What to work on =
Return the lines where the word "湖湘地理" occurs.

:::::

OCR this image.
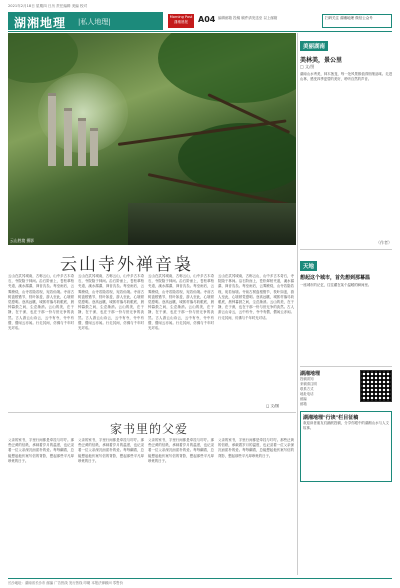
2021年2月18日 星期四 日历 责任编辑 美编 校对
湖湘地理 |私人地理|
Morning Post 潇湘晨报	A04 编辑邮箱 投稿 稿件请发送至 以上邮箱	扫码关注 湖湘地理 微信公众号
云山胜境 摄影
云山寺外禅音袅
云山在武冈城南，古称云山，山中多古木奇石，寺院隐于林间。沿石阶而上，苍松翠柏夹道，溪水潺潺，禅音袅袅。每至雨后，云雾缭绕，山寺若隐若现，宛若仙境。寺前古树盘根错节，枝叶如盖，游人至此，心境顿觉澄明。登高远眺，城郭村落尽收眼底，晨钟暮鼓之间，尘虑渐消。云山的美，在于静，在于深，也在于那一份与世无争的淡然。古人游云山诗云，云中有寺，寺中有僧，僧闲云亦闲。行走其间，仿佛与千年时光对话。
云山在武冈城南，古称云山，山中多古木奇石，寺院隐于林间。沿石阶而上，苍松翠柏夹道，溪水潺潺，禅音袅袅。每至雨后，云雾缭绕，山寺若隐若现，宛若仙境。寺前古树盘根错节，枝叶如盖，游人至此，心境顿觉澄明。登高远眺，城郭村落尽收眼底，晨钟暮鼓之间，尘虑渐消。云山的美，在于静，在于深，也在于那一份与世无争的淡然。古人游云山诗云，云中有寺，寺中有僧，僧闲云亦闲。行走其间，仿佛与千年时光对话。
云山在武冈城南，古称云山，山中多古木奇石，寺院隐于林间。沿石阶而上，苍松翠柏夹道，溪水潺潺，禅音袅袅。每至雨后，云雾缭绕，山寺若隐若现，宛若仙境。寺前古树盘根错节，枝叶如盖，游人至此，心境顿觉澄明。登高远眺，城郭村落尽收眼底，晨钟暮鼓之间，尘虑渐消。云山的美，在于静，在于深，也在于那一份与世无争的淡然。古人游云山诗云，云中有寺，寺中有僧，僧闲云亦闲。行走其间，仿佛与千年时光对话。
云山在武冈城南，古称云山，山中多古木奇石，寺院隐于林间。沿石阶而上，苍松翠柏夹道，溪水潺潺，禅音袅袅。每至雨后，云雾缭绕，山寺若隐若现，宛若仙境。寺前古树盘根错节，枝叶如盖，游人至此，心境顿觉澄明。登高远眺，城郭村落尽收眼底，晨钟暮鼓之间，尘虑渐消。云山的美，在于静，在于深，也在于那一份与世无争的淡然。古人游云山诗云，云中有寺，寺中有僧，僧闲云亦闲。行走其间，仿佛与千年时光对话。
□ 文/图
家书里的父爱
父亲的家书，字里行间都是牵挂与叮咛。那些泛黄的信纸，承载着岁月的温度，也记录着一位父亲深沉而质朴的爱。每每翻看，总能想起他伏案写信的背影，想起那些平凡却珍贵的日子。
父亲的家书，字里行间都是牵挂与叮咛。那些泛黄的信纸，承载着岁月的温度，也记录着一位父亲深沉而质朴的爱。每每翻看，总能想起他伏案写信的背影，想起那些平凡却珍贵的日子。
父亲的家书，字里行间都是牵挂与叮咛。那些泛黄的信纸，承载着岁月的温度，也记录着一位父亲深沉而质朴的爱。每每翻看，总能想起他伏案写信的背影，想起那些平凡却珍贵的日子。
父亲的家书，字里行间都是牵挂与叮咛。那些泛黄的信纸，承载着岁月的温度，也记录着一位父亲深沉而质朴的爱。每每翻看，总能想起他伏案写信的背影，想起那些平凡却珍贵的日子。
美丽湖南
美林美，景公里
□ 文/图
湖南山水秀美，林木葱茏，每一处风景都值得细细品味。走进山林，感受四季更替的美好，聆听自然的声音。
（作者）
天地
想起这个城市，首先想到那幕温
一座城市的记忆，往往藏在某个温暖的瞬间里。
湖湘地理
投稿须知
来稿请注明
联系方式
地址电话
邮编
邮箱
湖湘地理"行读"栏目征稿
欢迎读者朋友们踊跃投稿，分享你眼中的湖湘山水与人文故事。
长沙地址：湖南省长沙市 邮编 广告热线 发行热线 印刷 本报法律顾问 零售价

:::::

Written reply =
湖湘地理 |私人地理|
Morning Post 潇湘晨报	A04 编辑邮箱 投稿 稿件请发送至 以上邮箱	扫码关注 湖湘地理 微信公众号
湖湘地理
湖湘地理"行读"栏目征稿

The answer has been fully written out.